> **Supplied records**:
-- begin --
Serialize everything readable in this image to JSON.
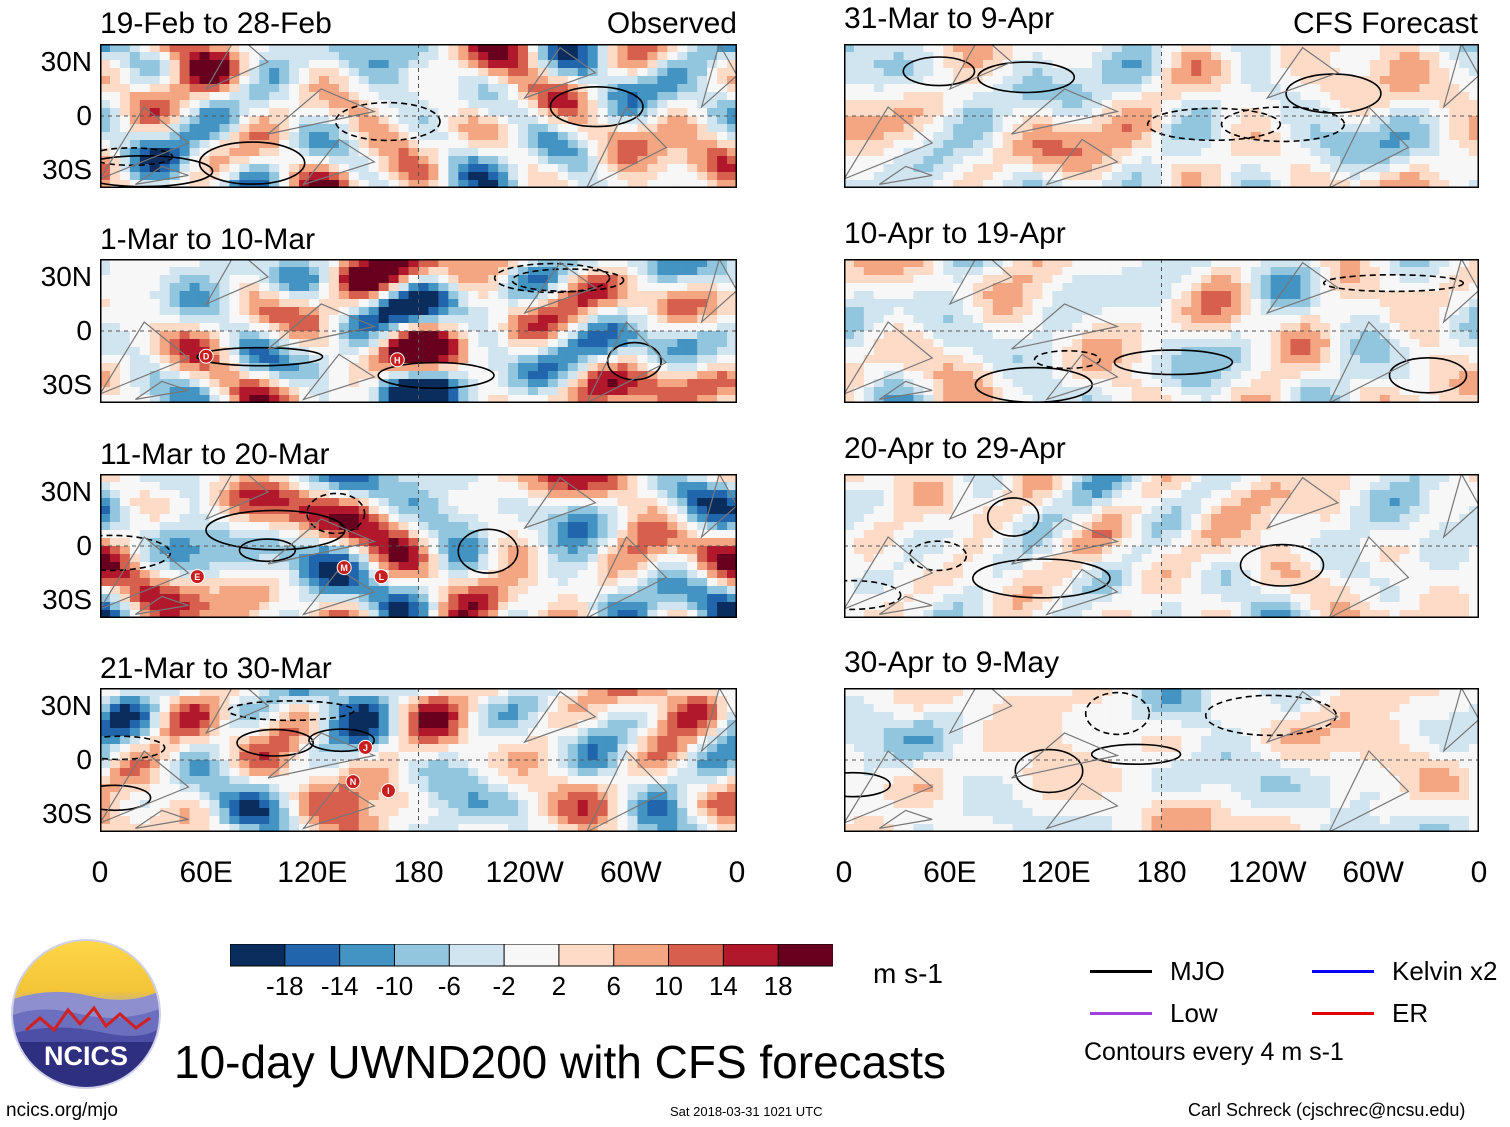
{
  "chart_data": {
    "type": "heatmap",
    "title": "10-day UWND200 with CFS forecasts",
    "variable": "UWND200",
    "units": "m s-1",
    "contour_interval_note": "Contours every 4 m s-1",
    "columns": {
      "left": "Observed",
      "right": "CFS Forecast"
    },
    "panels": [
      {
        "period": "19-Feb to 28-Feb",
        "type": "Observed",
        "tag": "Observed",
        "storm_markers": []
      },
      {
        "period": "1-Mar to 10-Mar",
        "type": "Observed",
        "tag": "",
        "storm_markers": [
          {
            "letter": "D",
            "lon": 60,
            "lat": -14
          },
          {
            "letter": "H",
            "lon": 168,
            "lat": -16
          }
        ]
      },
      {
        "period": "11-Mar to 20-Mar",
        "type": "Observed",
        "tag": "",
        "storm_markers": [
          {
            "letter": "E",
            "lon": 55,
            "lat": -17
          },
          {
            "letter": "M",
            "lon": 138,
            "lat": -12
          },
          {
            "letter": "L",
            "lon": 159,
            "lat": -17
          }
        ]
      },
      {
        "period": "21-Mar to 30-Mar",
        "type": "Observed",
        "tag": "",
        "storm_markers": [
          {
            "letter": "J",
            "lon": 150,
            "lat": 7
          },
          {
            "letter": "N",
            "lon": 143,
            "lat": -12
          },
          {
            "letter": "I",
            "lon": 163,
            "lat": -17
          }
        ]
      },
      {
        "period": "31-Mar to 9-Apr",
        "type": "CFS Forecast",
        "tag": "CFS Forecast",
        "storm_markers": []
      },
      {
        "period": "10-Apr to 19-Apr",
        "type": "CFS Forecast",
        "tag": "",
        "storm_markers": []
      },
      {
        "period": "20-Apr to 29-Apr",
        "type": "CFS Forecast",
        "tag": "",
        "storm_markers": []
      },
      {
        "period": "30-Apr to 9-May",
        "type": "CFS Forecast",
        "tag": "",
        "storm_markers": []
      }
    ],
    "y_ticks": [
      {
        "label": "30N",
        "lat": 30
      },
      {
        "label": "0",
        "lat": 0
      },
      {
        "label": "30S",
        "lat": -30
      }
    ],
    "x_ticks": [
      {
        "label": "0",
        "lon": 0
      },
      {
        "label": "60E",
        "lon": 60
      },
      {
        "label": "120E",
        "lon": 120
      },
      {
        "label": "180",
        "lon": 180
      },
      {
        "label": "120W",
        "lon": 240
      },
      {
        "label": "60W",
        "lon": 300
      },
      {
        "label": "0",
        "lon": 360
      }
    ],
    "lat_range": [
      -40,
      40
    ],
    "lon_range": [
      0,
      360
    ],
    "colorbar": {
      "colors": [
        "#0a2d5e",
        "#2166ac",
        "#4393c3",
        "#92c5de",
        "#d1e5f0",
        "#f7f7f7",
        "#fddbc7",
        "#f4a582",
        "#d6604d",
        "#b2182b",
        "#67001f"
      ],
      "tick_labels": [
        "-18",
        "-14",
        "-10",
        "-6",
        "-2",
        "2",
        "6",
        "10",
        "14",
        "18"
      ]
    },
    "legend": [
      {
        "label": "MJO",
        "color": "#000000"
      },
      {
        "label": "Kelvin x2",
        "color": "#0000ff"
      },
      {
        "label": "Low",
        "color": "#a040e0"
      },
      {
        "label": "ER",
        "color": "#e00000"
      }
    ]
  },
  "footer": {
    "logo_text": "NCICS",
    "site": "ncics.org/mjo",
    "timestamp": "Sat 2018-03-31 1021 UTC",
    "author": "Carl Schreck (cjschrec@ncsu.edu)"
  }
}
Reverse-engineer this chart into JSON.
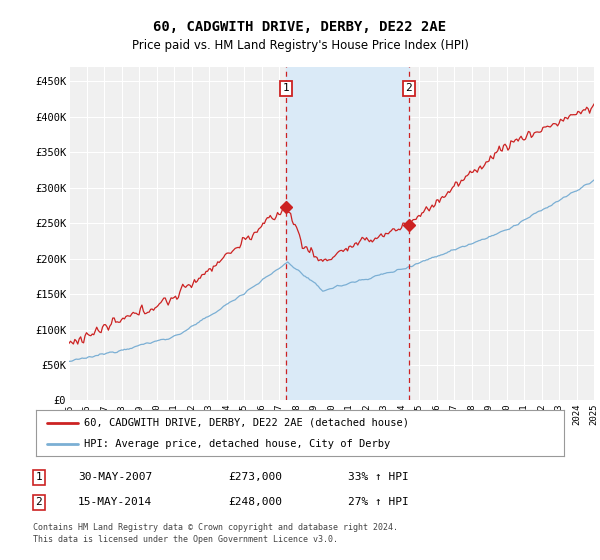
{
  "title": "60, CADGWITH DRIVE, DERBY, DE22 2AE",
  "subtitle": "Price paid vs. HM Land Registry's House Price Index (HPI)",
  "ylim": [
    0,
    470000
  ],
  "yticks": [
    0,
    50000,
    100000,
    150000,
    200000,
    250000,
    300000,
    350000,
    400000,
    450000
  ],
  "ytick_labels": [
    "£0",
    "£50K",
    "£100K",
    "£150K",
    "£200K",
    "£250K",
    "£300K",
    "£350K",
    "£400K",
    "£450K"
  ],
  "hpi_color": "#7bafd4",
  "price_color": "#cc2222",
  "marker1_price": 273000,
  "marker2_price": 248000,
  "legend_line1": "60, CADGWITH DRIVE, DERBY, DE22 2AE (detached house)",
  "legend_line2": "HPI: Average price, detached house, City of Derby",
  "footnote": "Contains HM Land Registry data © Crown copyright and database right 2024.\nThis data is licensed under the Open Government Licence v3.0.",
  "background_color": "#ffffff",
  "plot_bg_color": "#f0f0f0",
  "shaded_region_color": "#daeaf7",
  "grid_color": "#ffffff"
}
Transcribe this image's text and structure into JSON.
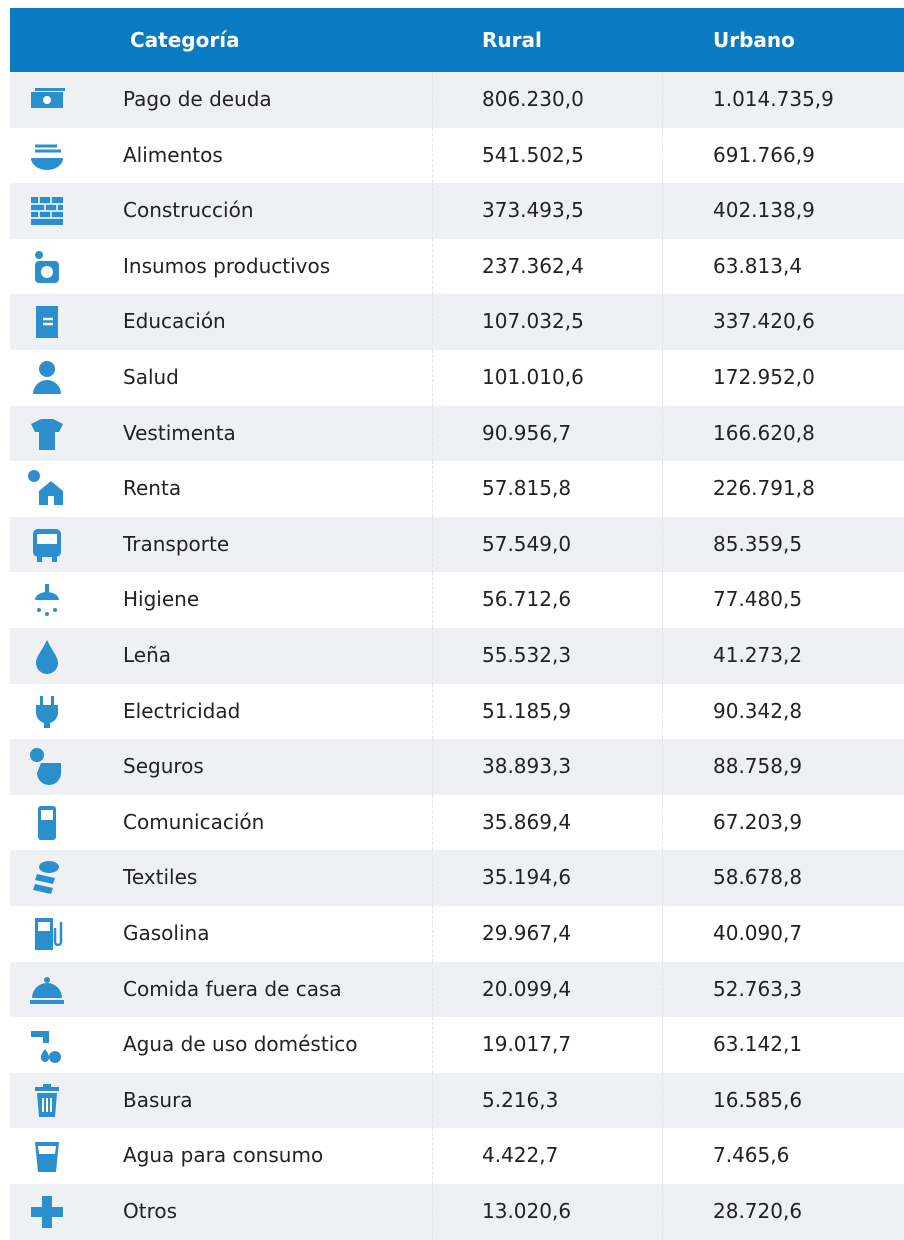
{
  "table": {
    "header": [
      "Categoría",
      "Rural",
      "Urbano"
    ],
    "rows": [
      [
        "Pago de deuda",
        "806.230,0",
        "1.014.735,9"
      ],
      [
        "Alimentos",
        "541.502,5",
        "691.766,9"
      ],
      [
        "Construcción",
        "373.493,5",
        "402.138,9"
      ],
      [
        "Insumos productivos",
        "237.362,4",
        "63.813,4"
      ],
      [
        "Educación",
        "107.032,5",
        "337.420,6"
      ],
      [
        "Salud",
        "101.010,6",
        "172.952,0"
      ],
      [
        "Vestimenta",
        "90.956,7",
        "166.620,8"
      ],
      [
        "Renta",
        "57.815,8",
        "226.791,8"
      ],
      [
        "Transporte",
        "57.549,0",
        "85.359,5"
      ],
      [
        "Higiene",
        "56.712,6",
        "77.480,5"
      ],
      [
        "Leña",
        "55.532,3",
        "41.273,2"
      ],
      [
        "Electricidad",
        "51.185,9",
        "90.342,8"
      ],
      [
        "Seguros",
        "38.893,3",
        "88.758,9"
      ],
      [
        "Comunicación",
        "35.869,4",
        "67.203,9"
      ],
      [
        "Textiles",
        "35.194,6",
        "58.678,8"
      ],
      [
        "Gasolina",
        "29.967,4",
        "40.090,7"
      ],
      [
        "Comida fuera de casa",
        "20.099,4",
        "52.763,3"
      ],
      [
        "Agua de uso doméstico",
        "19.017,7",
        "63.142,1"
      ],
      [
        "Basura",
        "5.216,3",
        "16.585,6"
      ],
      [
        "Agua para consumo",
        "4.422,7",
        "7.465,6"
      ],
      [
        "Otros",
        "13.020,6",
        "28.720,6"
      ]
    ]
  }
}
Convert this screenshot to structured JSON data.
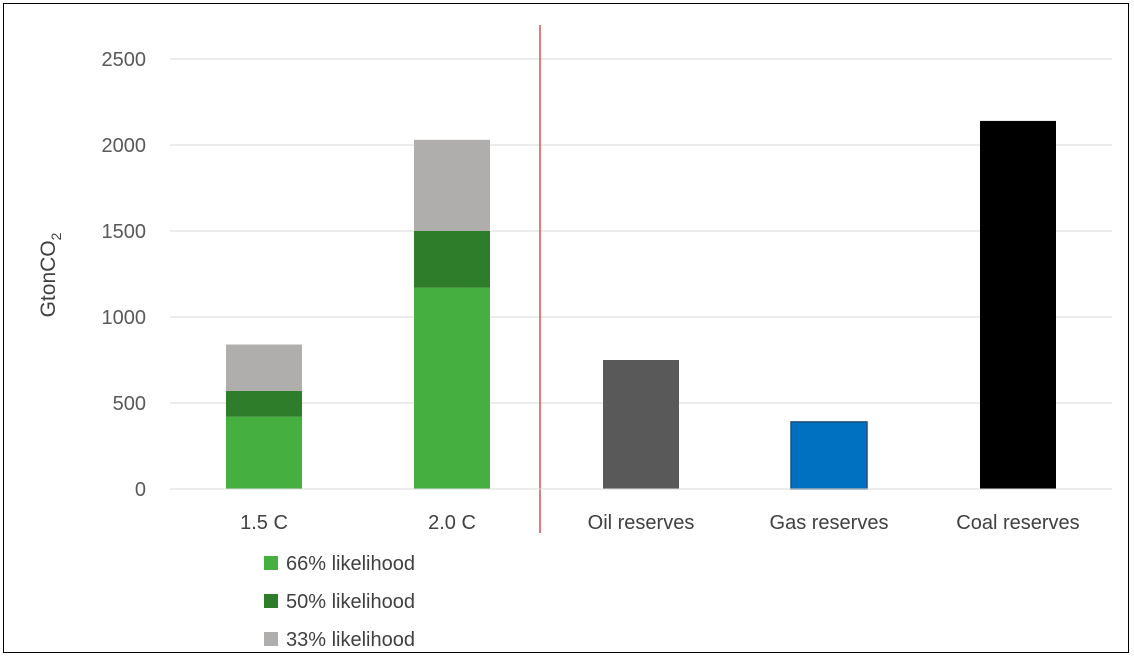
{
  "chart_data": {
    "type": "bar",
    "categories": [
      "1.5 C",
      "2.0 C",
      "Oil reserves",
      "Gas reserves",
      "Coal reserves"
    ],
    "ylabel": {
      "main": "GtonCO",
      "sub": "2"
    },
    "ylim": [
      0,
      2500
    ],
    "yticks": [
      0,
      500,
      1000,
      1500,
      2000,
      2500
    ],
    "grid": true,
    "legend_position": "bottom-left",
    "stacked_series": [
      {
        "name": "66% likelihood",
        "color": "#45b03f",
        "values": [
          420,
          1170
        ]
      },
      {
        "name": "50% likelihood",
        "color": "#2e7d2b",
        "values": [
          150,
          330
        ]
      },
      {
        "name": "33% likelihood",
        "color": "#b0aeac",
        "values": [
          270,
          530
        ]
      }
    ],
    "reserves": [
      {
        "category": "Oil reserves",
        "value": 750,
        "color": "#595959"
      },
      {
        "category": "Gas reserves",
        "value": 390,
        "color": "#0070c0",
        "border": "#1f4e79"
      },
      {
        "category": "Coal reserves",
        "value": 2140,
        "color": "#000000"
      }
    ],
    "divider_color": "#d9534f"
  }
}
-- end --
> **What is asked**: Identify the lines in the entries above that contain "reserves", then copy them out.

> **Complete output**:
      "Oil reserves",
      "Gas reserves",
      "Coal reserves"
    "reserves": [
        "category": "Oil reserves",
        "category": "Gas reserves",
        "category": "Coal reserves",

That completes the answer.